Records from a collection:
= = = =

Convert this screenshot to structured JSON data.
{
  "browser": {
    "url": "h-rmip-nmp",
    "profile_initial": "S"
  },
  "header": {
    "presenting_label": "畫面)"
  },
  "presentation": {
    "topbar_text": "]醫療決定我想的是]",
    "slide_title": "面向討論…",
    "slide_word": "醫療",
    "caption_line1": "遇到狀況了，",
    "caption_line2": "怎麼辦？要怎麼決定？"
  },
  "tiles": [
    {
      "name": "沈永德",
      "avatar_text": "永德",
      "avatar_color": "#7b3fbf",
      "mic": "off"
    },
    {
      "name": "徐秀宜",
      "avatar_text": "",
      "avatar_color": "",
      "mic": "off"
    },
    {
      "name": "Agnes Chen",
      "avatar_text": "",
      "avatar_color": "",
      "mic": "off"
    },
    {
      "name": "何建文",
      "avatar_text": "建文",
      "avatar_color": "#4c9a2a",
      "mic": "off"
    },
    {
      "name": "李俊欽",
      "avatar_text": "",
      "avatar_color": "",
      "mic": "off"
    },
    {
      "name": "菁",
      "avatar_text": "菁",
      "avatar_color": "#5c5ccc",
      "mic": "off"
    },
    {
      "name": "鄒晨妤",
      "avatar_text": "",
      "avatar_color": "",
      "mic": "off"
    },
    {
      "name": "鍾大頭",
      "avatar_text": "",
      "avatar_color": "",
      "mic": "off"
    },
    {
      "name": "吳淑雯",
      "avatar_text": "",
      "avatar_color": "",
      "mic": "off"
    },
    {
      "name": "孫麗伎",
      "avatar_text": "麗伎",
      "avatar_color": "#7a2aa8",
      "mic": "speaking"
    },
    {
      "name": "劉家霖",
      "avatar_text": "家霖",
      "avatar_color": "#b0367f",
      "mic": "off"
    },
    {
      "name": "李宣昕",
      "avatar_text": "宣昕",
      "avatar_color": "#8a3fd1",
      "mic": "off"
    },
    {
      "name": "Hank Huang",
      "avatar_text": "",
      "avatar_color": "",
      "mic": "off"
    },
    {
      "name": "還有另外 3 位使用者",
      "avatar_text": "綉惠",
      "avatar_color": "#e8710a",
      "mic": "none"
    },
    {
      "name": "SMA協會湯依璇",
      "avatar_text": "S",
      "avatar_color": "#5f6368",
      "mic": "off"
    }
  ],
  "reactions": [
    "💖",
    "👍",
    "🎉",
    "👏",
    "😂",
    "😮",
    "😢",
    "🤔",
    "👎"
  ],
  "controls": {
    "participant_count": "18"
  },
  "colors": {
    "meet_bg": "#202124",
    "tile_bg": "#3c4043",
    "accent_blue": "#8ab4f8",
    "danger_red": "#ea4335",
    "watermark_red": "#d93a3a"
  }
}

= = = =

### [Set task]
Faithfully transcribe the whole of the data.

### [Result of the task]
Convert this screenshot to structured JSON data.
{
  "browser": {
    "url": "h-rmip-nmp",
    "profile_initial": "S"
  },
  "header": {
    "presenting_label": "畫面)"
  },
  "presentation": {
    "topbar_text": "]醫療決定我想的是]",
    "slide_title": "面向討論…",
    "slide_word": "醫療",
    "caption_line1": "遇到狀況了，",
    "caption_line2": "怎麼辦？要怎麼決定？"
  },
  "tiles": [
    {
      "name": "沈永德",
      "avatar_text": "永德",
      "avatar_color": "#7b3fbf",
      "mic": "off"
    },
    {
      "name": "徐秀宜",
      "avatar_text": "",
      "avatar_color": "",
      "mic": "off"
    },
    {
      "name": "Agnes Chen",
      "avatar_text": "",
      "avatar_color": "",
      "mic": "off"
    },
    {
      "name": "何建文",
      "avatar_text": "建文",
      "avatar_color": "#4c9a2a",
      "mic": "off"
    },
    {
      "name": "李俊欽",
      "avatar_text": "",
      "avatar_color": "",
      "mic": "off"
    },
    {
      "name": "菁",
      "avatar_text": "菁",
      "avatar_color": "#5c5ccc",
      "mic": "off"
    },
    {
      "name": "鄒晨妤",
      "avatar_text": "",
      "avatar_color": "",
      "mic": "off"
    },
    {
      "name": "鍾大頭",
      "avatar_text": "",
      "avatar_color": "",
      "mic": "off"
    },
    {
      "name": "吳淑雯",
      "avatar_text": "",
      "avatar_color": "",
      "mic": "off"
    },
    {
      "name": "孫麗伎",
      "avatar_text": "麗伎",
      "avatar_color": "#7a2aa8",
      "mic": "speaking"
    },
    {
      "name": "劉家霖",
      "avatar_text": "家霖",
      "avatar_color": "#b0367f",
      "mic": "off"
    },
    {
      "name": "李宣昕",
      "avatar_text": "宣昕",
      "avatar_color": "#8a3fd1",
      "mic": "off"
    },
    {
      "name": "Hank Huang",
      "avatar_text": "",
      "avatar_color": "",
      "mic": "off"
    },
    {
      "name": "還有另外 3 位使用者",
      "avatar_text": "綉惠",
      "avatar_color": "#e8710a",
      "mic": "none"
    },
    {
      "name": "SMA協會湯依璇",
      "avatar_text": "S",
      "avatar_color": "#5f6368",
      "mic": "off"
    }
  ],
  "reactions": [
    "💖",
    "👍",
    "🎉",
    "👏",
    "😂",
    "😮",
    "😢",
    "🤔",
    "👎"
  ],
  "controls": {
    "participant_count": "18"
  },
  "colors": {
    "meet_bg": "#202124",
    "tile_bg": "#3c4043",
    "accent_blue": "#8ab4f8",
    "danger_red": "#ea4335",
    "watermark_red": "#d93a3a"
  }
}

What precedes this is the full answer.